問題文: 下の本文で、筆者がホットカーペットの上に大の字になって寝るのはなぜか。本文に書かれている理由を一、二文で説明しなさい。

人間も、本当は冬眠をしたいのではないか、と思う時がある。
「今日、寒くない?」
と、つい口から出るようになると、人は明らかに行動が鈍くなる。
何か膜でもかかったように、頭がボーッとして、
体も鉛が入っているかのように重い。
季節の変わり目は体調を壊しやすいというが、
特に秋から冬にかけての時期はそれを感じる。
私は、アレ?と思った時は、すぐ葛根湯か補中益気湯を飲むのだが、
自分の体調の変化に気づけず、いきなりぐったりする時がある。
昨日の私がそうだった。
ホットカーペットの上に大の字になって寝る。
海岸に打ち上げられたトドの真似をしているわけではない。
これはヨガの死体のポーズである。
だるい時は、体を地面に投げうって休める。
これで、少しでも体が休まったと思ってくれればラッキーなのだが
そううまくいかない時もある。

仕方がないから、そのまま死体になっておくのだが、
死体になると、家のことが何もできなくなる。
掃除も洗濯もできず、生活が停滞するわけだ。
しかし、どうにもこうにも動けない時がある。
そういう時は、停滞やむなし!と腹をくくり、死体になる。
もう、おでこのあたりに

本日、冬眠中

と張り紙をしておきたいくらいだ。

しかし、おなかは減ってしまう。
私は料理は嫌いではないが、死体に料理は無理だ。
今日は勘弁してほしい。
こういう時、出かけるのが億劫でしかたなく作る場合と、
作るのが億劫で買いに行く場合とあるのだが、
昨日はめずらしく後者だった。

元データ:
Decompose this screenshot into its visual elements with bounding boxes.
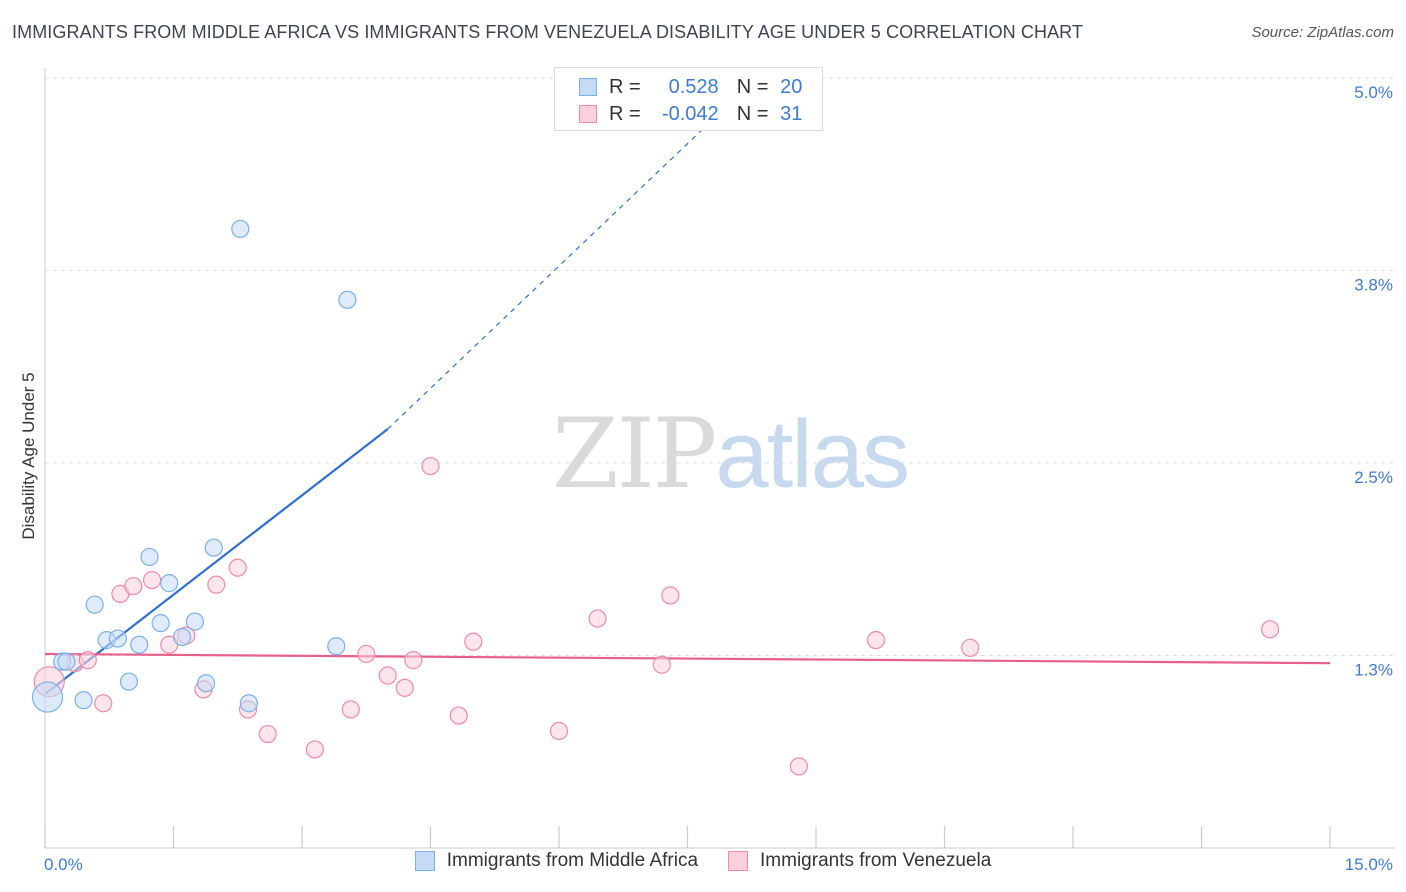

記述解答: それはヨガの死体のポーズであり、だるい時に体を地面に投げうって休めるためである。